'''

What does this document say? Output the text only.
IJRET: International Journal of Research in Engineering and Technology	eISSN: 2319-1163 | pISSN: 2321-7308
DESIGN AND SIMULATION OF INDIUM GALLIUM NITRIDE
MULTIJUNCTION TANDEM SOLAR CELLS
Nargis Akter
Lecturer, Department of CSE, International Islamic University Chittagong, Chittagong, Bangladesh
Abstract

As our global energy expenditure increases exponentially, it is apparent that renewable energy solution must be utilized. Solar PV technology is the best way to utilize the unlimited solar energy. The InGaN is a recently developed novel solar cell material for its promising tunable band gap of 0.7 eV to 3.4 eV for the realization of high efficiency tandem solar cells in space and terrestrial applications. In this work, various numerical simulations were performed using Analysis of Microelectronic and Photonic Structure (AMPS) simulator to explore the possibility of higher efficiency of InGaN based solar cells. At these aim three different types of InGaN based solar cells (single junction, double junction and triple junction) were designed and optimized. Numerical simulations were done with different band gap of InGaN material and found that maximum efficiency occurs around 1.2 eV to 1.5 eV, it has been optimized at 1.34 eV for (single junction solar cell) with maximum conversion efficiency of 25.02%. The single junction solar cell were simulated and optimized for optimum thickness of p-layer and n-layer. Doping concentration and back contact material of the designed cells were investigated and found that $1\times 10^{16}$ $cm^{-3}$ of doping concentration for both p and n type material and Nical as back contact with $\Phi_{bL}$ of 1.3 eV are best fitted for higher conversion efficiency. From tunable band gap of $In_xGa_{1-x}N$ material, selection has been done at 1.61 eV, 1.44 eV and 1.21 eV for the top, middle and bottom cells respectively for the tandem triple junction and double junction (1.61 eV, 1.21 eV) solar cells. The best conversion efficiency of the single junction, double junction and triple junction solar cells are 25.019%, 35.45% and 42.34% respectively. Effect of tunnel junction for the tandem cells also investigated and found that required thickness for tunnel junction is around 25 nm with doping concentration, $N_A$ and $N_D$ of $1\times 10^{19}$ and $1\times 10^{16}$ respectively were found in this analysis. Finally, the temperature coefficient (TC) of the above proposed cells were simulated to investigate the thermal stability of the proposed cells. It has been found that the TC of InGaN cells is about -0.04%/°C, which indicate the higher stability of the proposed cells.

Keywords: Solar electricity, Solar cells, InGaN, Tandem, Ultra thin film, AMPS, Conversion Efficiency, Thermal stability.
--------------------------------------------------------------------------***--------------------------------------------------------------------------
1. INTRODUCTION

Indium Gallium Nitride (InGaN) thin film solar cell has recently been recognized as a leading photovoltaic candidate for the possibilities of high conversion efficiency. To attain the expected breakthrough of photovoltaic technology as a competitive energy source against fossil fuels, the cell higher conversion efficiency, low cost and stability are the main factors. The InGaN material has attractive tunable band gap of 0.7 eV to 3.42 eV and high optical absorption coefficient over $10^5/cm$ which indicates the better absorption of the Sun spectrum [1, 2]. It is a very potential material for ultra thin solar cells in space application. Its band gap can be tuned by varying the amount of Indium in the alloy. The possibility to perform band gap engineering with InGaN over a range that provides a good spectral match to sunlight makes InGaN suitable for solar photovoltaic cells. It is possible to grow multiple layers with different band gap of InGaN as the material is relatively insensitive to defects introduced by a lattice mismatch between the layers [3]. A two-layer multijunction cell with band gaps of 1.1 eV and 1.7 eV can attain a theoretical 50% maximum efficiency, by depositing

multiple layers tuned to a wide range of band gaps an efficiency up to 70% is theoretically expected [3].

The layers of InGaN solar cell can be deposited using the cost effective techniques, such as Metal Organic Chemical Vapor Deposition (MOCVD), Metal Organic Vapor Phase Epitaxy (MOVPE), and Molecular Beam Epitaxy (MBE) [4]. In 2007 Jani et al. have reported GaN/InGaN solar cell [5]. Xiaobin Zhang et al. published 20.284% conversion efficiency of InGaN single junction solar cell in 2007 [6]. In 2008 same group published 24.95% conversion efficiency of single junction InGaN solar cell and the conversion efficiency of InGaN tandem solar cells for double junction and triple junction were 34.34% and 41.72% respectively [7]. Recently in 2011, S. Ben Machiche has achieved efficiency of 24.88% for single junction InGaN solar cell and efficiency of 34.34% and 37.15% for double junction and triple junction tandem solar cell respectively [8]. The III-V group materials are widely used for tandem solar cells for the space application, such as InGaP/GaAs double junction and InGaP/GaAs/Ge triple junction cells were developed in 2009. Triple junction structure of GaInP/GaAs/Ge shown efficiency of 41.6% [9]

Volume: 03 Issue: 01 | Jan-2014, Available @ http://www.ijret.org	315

'''

*WHAT TO WORK ON*: What is needed is an exact transcription of every entry above.

*ANSWER TO THE EXERCISE*:
What does this document say? Output the text only.
IJRET: International Journal of Research in Engineering and Technology	eISSN: 2319-1163 | pISSN: 2321-7308
DESIGN AND SIMULATION OF INDIUM GALLIUM NITRIDE
MULTIJUNCTION TANDEM SOLAR CELLS
Nargis Akter
Lecturer, Department of CSE, International Islamic University Chittagong, Chittagong, Bangladesh
Abstract

As our global energy expenditure increases exponentially, it is apparent that renewable energy solution must be utilized. Solar PV technology is the best way to utilize the unlimited solar energy. The InGaN is a recently developed novel solar cell material for its promising tunable band gap of 0.7 eV to 3.4 eV for the realization of high efficiency tandem solar cells in space and terrestrial applications. In this work, various numerical simulations were performed using Analysis of Microelectronic and Photonic Structure (AMPS) simulator to explore the possibility of higher efficiency of InGaN based solar cells. At these aim three different types of InGaN based solar cells (single junction, double junction and triple junction) were designed and optimized. Numerical simulations were done with different band gap of InGaN material and found that maximum efficiency occurs around 1.2 eV to 1.5 eV, it has been optimized at 1.34 eV for (single junction solar cell) with maximum conversion efficiency of 25.02%. The single junction solar cell were simulated and optimized for optimum thickness of p-layer and n-layer. Doping concentration and back contact material of the designed cells were investigated and found that $1\times 10^{16}$ $cm^{-3}$ of doping concentration for both p and n type material and Nical as back contact with $\Phi_{bL}$ of 1.3 eV are best fitted for higher conversion efficiency. From tunable band gap of $In_xGa_{1-x}N$ material, selection has been done at 1.61 eV, 1.44 eV and 1.21 eV for the top, middle and bottom cells respectively for the tandem triple junction and double junction (1.61 eV, 1.21 eV) solar cells. The best conversion efficiency of the single junction, double junction and triple junction solar cells are 25.019%, 35.45% and 42.34% respectively. Effect of tunnel junction for the tandem cells also investigated and found that required thickness for tunnel junction is around 25 nm with doping concentration, $N_A$ and $N_D$ of $1\times 10^{19}$ and $1\times 10^{16}$ respectively were found in this analysis. Finally, the temperature coefficient (TC) of the above proposed cells were simulated to investigate the thermal stability of the proposed cells. It has been found that the TC of InGaN cells is about -0.04%/°C, which indicate the higher stability of the proposed cells.

Keywords: Solar electricity, Solar cells, InGaN, Tandem, Ultra thin film, AMPS, Conversion Efficiency, Thermal stability.
--------------------------------------------------------------------------***--------------------------------------------------------------------------
1. INTRODUCTION

Indium Gallium Nitride (InGaN) thin film solar cell has recently been recognized as a leading photovoltaic candidate for the possibilities of high conversion efficiency. To attain the expected breakthrough of photovoltaic technology as a competitive energy source against fossil fuels, the cell higher conversion efficiency, low cost and stability are the main factors. The InGaN material has attractive tunable band gap of 0.7 eV to 3.42 eV and high optical absorption coefficient over $10^5/cm$ which indicates the better absorption of the Sun spectrum [1, 2]. It is a very potential material for ultra thin solar cells in space application. Its band gap can be tuned by varying the amount of Indium in the alloy. The possibility to perform band gap engineering with InGaN over a range that provides a good spectral match to sunlight makes InGaN suitable for solar photovoltaic cells. It is possible to grow multiple layers with different band gap of InGaN as the material is relatively insensitive to defects introduced by a lattice mismatch between the layers [3]. A two-layer multijunction cell with band gaps of 1.1 eV and 1.7 eV can attain a theoretical 50% maximum efficiency, by depositing

multiple layers tuned to a wide range of band gaps an efficiency up to 70% is theoretically expected [3].

The layers of InGaN solar cell can be deposited using the cost effective techniques, such as Metal Organic Chemical Vapor Deposition (MOCVD), Metal Organic Vapor Phase Epitaxy (MOVPE), and Molecular Beam Epitaxy (MBE) [4]. In 2007 Jani et al. have reported GaN/InGaN solar cell [5]. Xiaobin Zhang et al. published 20.284% conversion efficiency of InGaN single junction solar cell in 2007 [6]. In 2008 same group published 24.95% conversion efficiency of single junction InGaN solar cell and the conversion efficiency of InGaN tandem solar cells for double junction and triple junction were 34.34% and 41.72% respectively [7]. Recently in 2011, S. Ben Machiche has achieved efficiency of 24.88% for single junction InGaN solar cell and efficiency of 34.34% and 37.15% for double junction and triple junction tandem solar cell respectively [8]. The III-V group materials are widely used for tandem solar cells for the space application, such as InGaP/GaAs double junction and InGaP/GaAs/Ge triple junction cells were developed in 2009. Triple junction structure of GaInP/GaAs/Ge shown efficiency of 41.6% [9]

Volume: 03 Issue: 01 | Jan-2014, Available @ http://www.ijret.org	315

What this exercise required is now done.